**GIVEN PROBLEM 1**. Say whether each statement below agrees with the silver article, answering yes or no and quoting the deciding words from the text: (a) Silver's price is at its highest level since 2012. (b) The U.S. Dollar Index has climbed above 103. (c) The article cites The Guardian on increased demand for alternative strategic metals.
**GIVEN PROBLEM 2**. Reproduce word for word the passage of the silver article that begins at the words "Illustration of a" and ends after the words "fuel silver’s momentum.".
**GIVEN PROBLEM 3**. Carry the silver article forward from the point where it stops.

**EXCERPTED TEXT**.
June 7, 2025

Silver Hits 13-Year High Amid Rare-Earth Supply Fears and Dollar Weakness

Illustration of a silver coin with a rising red arrow and a background map showing the U.S. and China.

A Rare Metal Rally: Why Silver Is Suddenly Shining Again

Silver prices have surged to $36.29 per ounce, their highest level since 2012, jolting investor attention back to precious metals. This week’s rally comes as escalating U.S.–China tensions over rare-earth minerals, a declining U.S. dollar, and safe-haven demand ahead of the U.S. jobs report converge to fuel silver’s momentum.

For investors looking to navigate global uncertainty, silver’s breakout is more than just a commodities headline—it’s a signal of shifting tides in currency strength, geopolitical dynamics, and industrial supply chains.


Why Silver Is Rallying Now

1. Geopolitical Risk: Rare-Earth Rattles Fuel Metals Demand

Concerns are mounting over China’s control of rare-earth exports, particularly as Washington considers new restrictions on advanced chip and defense technology shipments. According to The Guardian, this backdrop has prompted increased demand for alternative strategic metals—including silver, which is not only a store of value but critical in solar panels, EVs, and electronics.

As the U.S. and China ramp up trade barriers and diplomatic strain, investors are hedging against potential supply disruptions in key technology metals. Silver—alongside gold—offers a liquid hedge in this uncertain environment.

2. Dollar Weakness: A Tailwind for Precious Metals

The U.S. Dollar Index (DXY) has slipped below 103, pressured by soft economic data and increasing speculation that the Federal Reserve may cut interest rates later this year. A weaker dollar typically makes dollar-denominated commodities like silver cheaper for foreign buyers, fueling demand.

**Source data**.
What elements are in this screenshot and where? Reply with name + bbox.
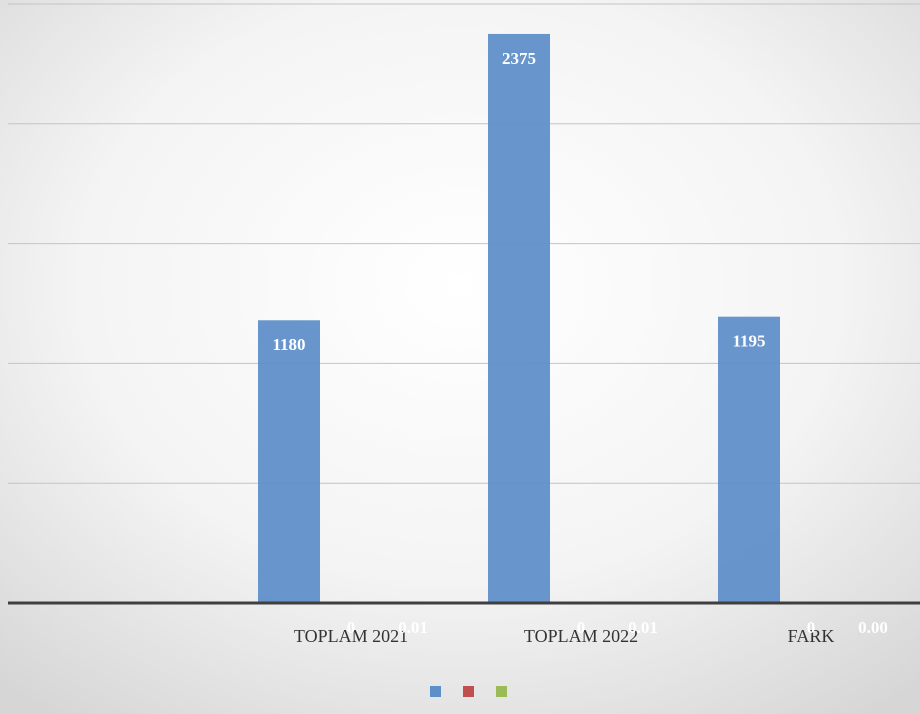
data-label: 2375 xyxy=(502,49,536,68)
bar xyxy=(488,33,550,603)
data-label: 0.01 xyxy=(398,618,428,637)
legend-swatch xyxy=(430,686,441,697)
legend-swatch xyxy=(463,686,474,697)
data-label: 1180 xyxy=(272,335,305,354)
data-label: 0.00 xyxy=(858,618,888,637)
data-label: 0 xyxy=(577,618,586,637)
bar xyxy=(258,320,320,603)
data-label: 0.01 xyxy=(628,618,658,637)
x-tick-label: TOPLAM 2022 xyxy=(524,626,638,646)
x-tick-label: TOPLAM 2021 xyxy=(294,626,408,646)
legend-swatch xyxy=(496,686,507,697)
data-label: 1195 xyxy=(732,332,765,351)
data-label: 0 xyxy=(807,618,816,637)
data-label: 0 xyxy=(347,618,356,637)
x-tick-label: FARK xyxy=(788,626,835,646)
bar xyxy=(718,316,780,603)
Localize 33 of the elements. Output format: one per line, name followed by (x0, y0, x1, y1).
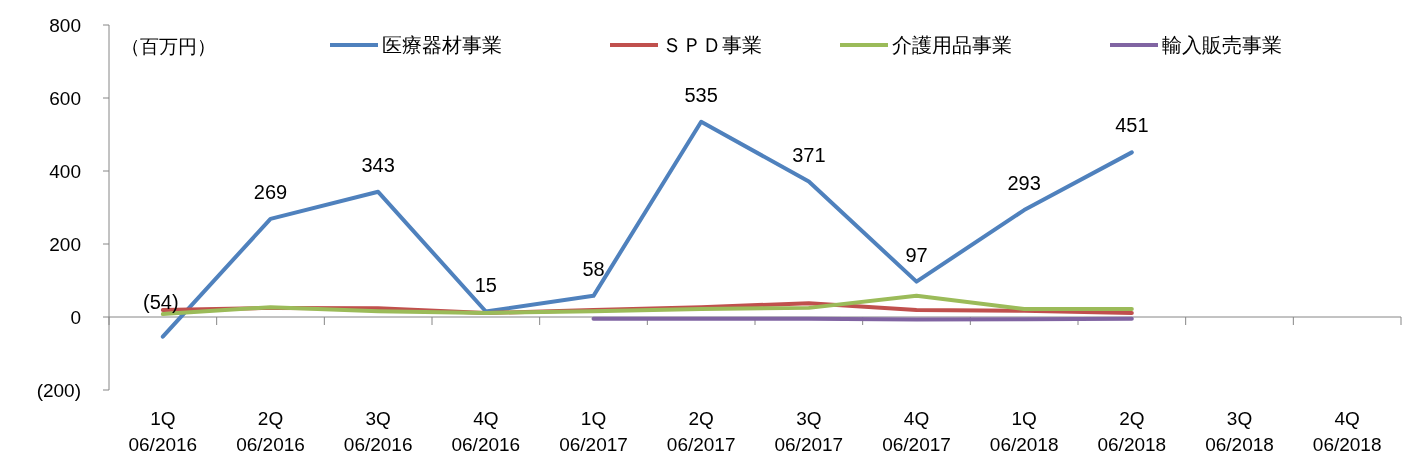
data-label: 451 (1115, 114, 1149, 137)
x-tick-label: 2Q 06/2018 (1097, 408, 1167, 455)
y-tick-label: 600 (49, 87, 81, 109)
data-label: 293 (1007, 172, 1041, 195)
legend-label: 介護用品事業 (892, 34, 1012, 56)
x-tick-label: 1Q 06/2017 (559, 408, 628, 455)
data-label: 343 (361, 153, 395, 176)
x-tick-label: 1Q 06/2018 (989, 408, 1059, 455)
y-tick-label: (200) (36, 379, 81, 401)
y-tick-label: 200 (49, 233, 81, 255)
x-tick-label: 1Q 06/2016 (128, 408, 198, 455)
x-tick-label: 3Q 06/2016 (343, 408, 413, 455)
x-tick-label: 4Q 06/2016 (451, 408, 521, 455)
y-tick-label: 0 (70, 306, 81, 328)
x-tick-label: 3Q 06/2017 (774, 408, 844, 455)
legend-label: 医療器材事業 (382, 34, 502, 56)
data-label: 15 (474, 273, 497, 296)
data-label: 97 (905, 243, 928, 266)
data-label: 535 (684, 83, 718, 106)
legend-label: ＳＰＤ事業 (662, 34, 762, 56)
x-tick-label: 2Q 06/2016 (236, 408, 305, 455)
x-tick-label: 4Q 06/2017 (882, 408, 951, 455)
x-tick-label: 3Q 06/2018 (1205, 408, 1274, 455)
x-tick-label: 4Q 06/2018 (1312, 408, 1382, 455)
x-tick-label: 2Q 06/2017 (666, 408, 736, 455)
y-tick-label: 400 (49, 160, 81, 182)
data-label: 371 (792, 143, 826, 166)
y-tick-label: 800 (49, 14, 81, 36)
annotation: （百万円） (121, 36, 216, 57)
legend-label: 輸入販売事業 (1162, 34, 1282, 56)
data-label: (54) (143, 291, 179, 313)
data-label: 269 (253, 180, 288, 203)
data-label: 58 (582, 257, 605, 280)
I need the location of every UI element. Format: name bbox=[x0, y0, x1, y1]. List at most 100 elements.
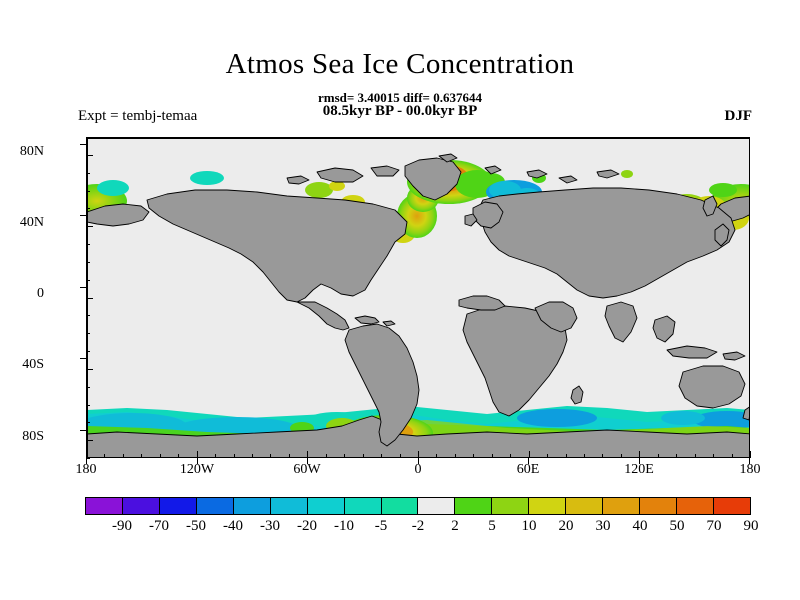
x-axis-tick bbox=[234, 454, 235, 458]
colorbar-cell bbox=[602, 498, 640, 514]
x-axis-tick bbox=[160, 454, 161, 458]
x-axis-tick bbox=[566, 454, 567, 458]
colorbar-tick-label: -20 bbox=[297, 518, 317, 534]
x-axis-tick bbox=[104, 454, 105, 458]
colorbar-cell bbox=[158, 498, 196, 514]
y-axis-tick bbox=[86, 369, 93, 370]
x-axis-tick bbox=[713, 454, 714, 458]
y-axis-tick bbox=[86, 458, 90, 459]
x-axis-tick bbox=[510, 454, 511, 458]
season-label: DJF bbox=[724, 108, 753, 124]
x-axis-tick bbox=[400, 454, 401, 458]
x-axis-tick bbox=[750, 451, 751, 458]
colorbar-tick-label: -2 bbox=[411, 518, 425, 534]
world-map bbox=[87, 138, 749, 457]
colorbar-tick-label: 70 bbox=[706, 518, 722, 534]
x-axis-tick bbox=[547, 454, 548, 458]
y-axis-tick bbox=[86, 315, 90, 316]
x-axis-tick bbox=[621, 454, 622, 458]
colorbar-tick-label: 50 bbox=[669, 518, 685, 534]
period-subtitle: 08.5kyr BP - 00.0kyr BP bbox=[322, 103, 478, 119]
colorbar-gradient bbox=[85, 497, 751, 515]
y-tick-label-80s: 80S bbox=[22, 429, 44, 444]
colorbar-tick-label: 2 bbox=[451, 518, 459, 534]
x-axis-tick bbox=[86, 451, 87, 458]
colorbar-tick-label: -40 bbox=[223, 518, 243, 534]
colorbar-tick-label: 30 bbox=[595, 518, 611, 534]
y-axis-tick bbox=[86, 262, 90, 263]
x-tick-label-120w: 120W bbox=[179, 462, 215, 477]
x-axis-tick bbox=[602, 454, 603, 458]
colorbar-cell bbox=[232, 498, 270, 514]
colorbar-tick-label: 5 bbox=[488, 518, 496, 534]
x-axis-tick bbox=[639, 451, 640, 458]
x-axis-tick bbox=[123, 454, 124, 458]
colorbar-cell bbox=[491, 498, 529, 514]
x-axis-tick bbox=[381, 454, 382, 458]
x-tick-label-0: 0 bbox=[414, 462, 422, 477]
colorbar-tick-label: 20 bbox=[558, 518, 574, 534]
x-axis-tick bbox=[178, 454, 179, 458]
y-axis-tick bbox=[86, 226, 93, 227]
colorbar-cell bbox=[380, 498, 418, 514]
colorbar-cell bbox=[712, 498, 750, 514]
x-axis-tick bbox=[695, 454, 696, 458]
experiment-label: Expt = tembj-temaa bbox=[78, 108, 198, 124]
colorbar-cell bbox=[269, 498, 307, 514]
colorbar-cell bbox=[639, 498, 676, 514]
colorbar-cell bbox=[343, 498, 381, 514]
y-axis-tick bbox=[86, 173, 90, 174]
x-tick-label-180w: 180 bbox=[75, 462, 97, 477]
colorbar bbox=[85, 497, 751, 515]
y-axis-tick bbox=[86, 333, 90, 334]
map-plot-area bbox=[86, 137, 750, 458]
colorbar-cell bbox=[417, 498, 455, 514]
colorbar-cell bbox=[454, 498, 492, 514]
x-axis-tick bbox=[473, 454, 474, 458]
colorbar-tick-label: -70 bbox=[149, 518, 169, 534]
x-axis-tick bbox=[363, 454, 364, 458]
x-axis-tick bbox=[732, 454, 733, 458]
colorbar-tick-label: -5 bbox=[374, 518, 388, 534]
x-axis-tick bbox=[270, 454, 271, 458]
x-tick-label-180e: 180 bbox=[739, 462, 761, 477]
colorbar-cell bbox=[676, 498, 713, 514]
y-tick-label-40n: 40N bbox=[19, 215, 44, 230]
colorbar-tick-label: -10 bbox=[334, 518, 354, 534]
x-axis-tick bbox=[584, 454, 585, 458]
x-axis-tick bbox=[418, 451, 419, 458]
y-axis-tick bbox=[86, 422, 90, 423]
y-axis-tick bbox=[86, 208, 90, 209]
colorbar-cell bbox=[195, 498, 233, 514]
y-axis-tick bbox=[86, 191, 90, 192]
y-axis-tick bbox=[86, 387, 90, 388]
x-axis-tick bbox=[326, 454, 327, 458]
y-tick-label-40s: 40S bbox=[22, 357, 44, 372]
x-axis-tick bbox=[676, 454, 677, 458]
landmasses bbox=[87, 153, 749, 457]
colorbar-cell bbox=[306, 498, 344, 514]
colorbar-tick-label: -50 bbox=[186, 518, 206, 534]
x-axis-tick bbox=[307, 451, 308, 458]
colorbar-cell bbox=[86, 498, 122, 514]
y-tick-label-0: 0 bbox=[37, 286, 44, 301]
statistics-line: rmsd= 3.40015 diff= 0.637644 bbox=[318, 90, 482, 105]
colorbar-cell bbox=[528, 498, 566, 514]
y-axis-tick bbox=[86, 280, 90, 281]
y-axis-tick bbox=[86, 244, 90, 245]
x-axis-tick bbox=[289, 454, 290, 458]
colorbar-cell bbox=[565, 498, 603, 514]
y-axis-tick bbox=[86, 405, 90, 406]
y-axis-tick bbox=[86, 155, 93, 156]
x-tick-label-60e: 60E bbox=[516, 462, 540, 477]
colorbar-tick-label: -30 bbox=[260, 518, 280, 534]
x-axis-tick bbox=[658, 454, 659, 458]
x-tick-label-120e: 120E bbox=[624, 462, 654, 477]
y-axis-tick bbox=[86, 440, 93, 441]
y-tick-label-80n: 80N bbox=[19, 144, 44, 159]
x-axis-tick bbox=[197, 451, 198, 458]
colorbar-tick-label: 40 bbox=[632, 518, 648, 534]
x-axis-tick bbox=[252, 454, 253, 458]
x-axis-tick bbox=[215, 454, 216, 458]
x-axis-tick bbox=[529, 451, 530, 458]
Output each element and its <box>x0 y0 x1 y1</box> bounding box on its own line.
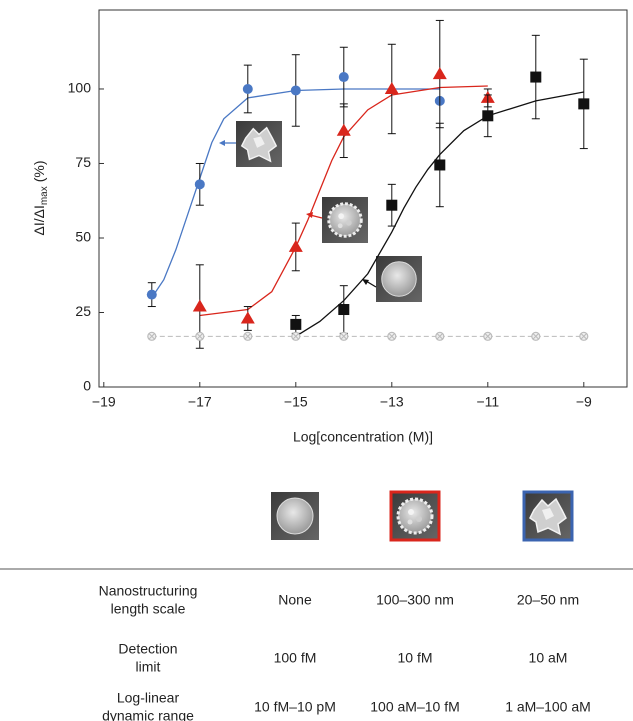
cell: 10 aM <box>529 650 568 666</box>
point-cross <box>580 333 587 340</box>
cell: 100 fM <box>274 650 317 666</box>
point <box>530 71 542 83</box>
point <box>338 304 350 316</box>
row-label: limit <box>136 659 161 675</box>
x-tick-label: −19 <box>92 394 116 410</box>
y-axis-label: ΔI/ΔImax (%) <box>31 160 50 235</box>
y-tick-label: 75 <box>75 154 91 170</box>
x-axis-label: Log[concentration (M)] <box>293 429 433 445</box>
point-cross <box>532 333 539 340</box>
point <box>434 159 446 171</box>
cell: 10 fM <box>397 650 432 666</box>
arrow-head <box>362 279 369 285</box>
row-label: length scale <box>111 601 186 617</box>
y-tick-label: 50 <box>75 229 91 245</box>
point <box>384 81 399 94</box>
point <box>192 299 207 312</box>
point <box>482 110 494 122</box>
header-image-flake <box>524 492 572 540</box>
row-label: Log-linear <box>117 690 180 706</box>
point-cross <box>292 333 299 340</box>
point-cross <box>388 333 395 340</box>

**TASK RESPONSE 1**.
(a) Yes: "their highest level since 2012"
(b) No: "The U.S. Dollar Index (DXY) has slipped below 103"
(c) Yes: "According to The Guardian, this backdrop has prompted increased demand for alternative strategic metals"

**TASK RESPONSE 2**.
Illustration of a silver coin with a rising red arrow and a background map showing the U.S. and China.

A Rare Metal Rally: Why Silver Is Suddenly Shining Again

Silver prices have surged to $36.29 per ounce, their highest level since 2012, jolting investor attention back to precious metals. This week’s rally comes as escalating U.S.–China tensions over rare-earth minerals, a declining U.S. dollar, and safe-haven demand ahead of the U.S. jobs report converge to fuel silver’s momentum.

**TASK RESPONSE 3**.
Moreover, inflation expectations are rebounding in some corners of the bond market. Should inflation remain sticky, silver’s dual role as a monetary and industrial asset becomes even more attractive.

3. Jobs Report Jitters: Macro Data on Deck

Investors are also positioning ahead of the U.S. non-farm payrolls report, scheduled for release Friday. A softer-than-expected print could reinforce bets on rate cuts, further supporting silver’s rally. Conversely, a surprise upside could spark short-term volatility—but few expect it to derail the broader uptrend in metals.


Expert Commentary and Market Signals

“Silver is riding a perfect storm of macroeconomic and geopolitical tailwinds,” said Daniel Ghali, commodity strategist at TD Securities. “Its industrial use cases align well with long-term electrification themes, while its monetary role offers near-term protection.”

Data from Bloomberg shows that silver ETF inflows have risen over $500 million in the past month, while open interest in silver futures hit a 9-month high, pointing to renewed institutional interest.

Additionally, the gold-to-silver ratio has fallen from 90 to 78 over the last two months—a sign that silver is outperforming its yellow counterpart.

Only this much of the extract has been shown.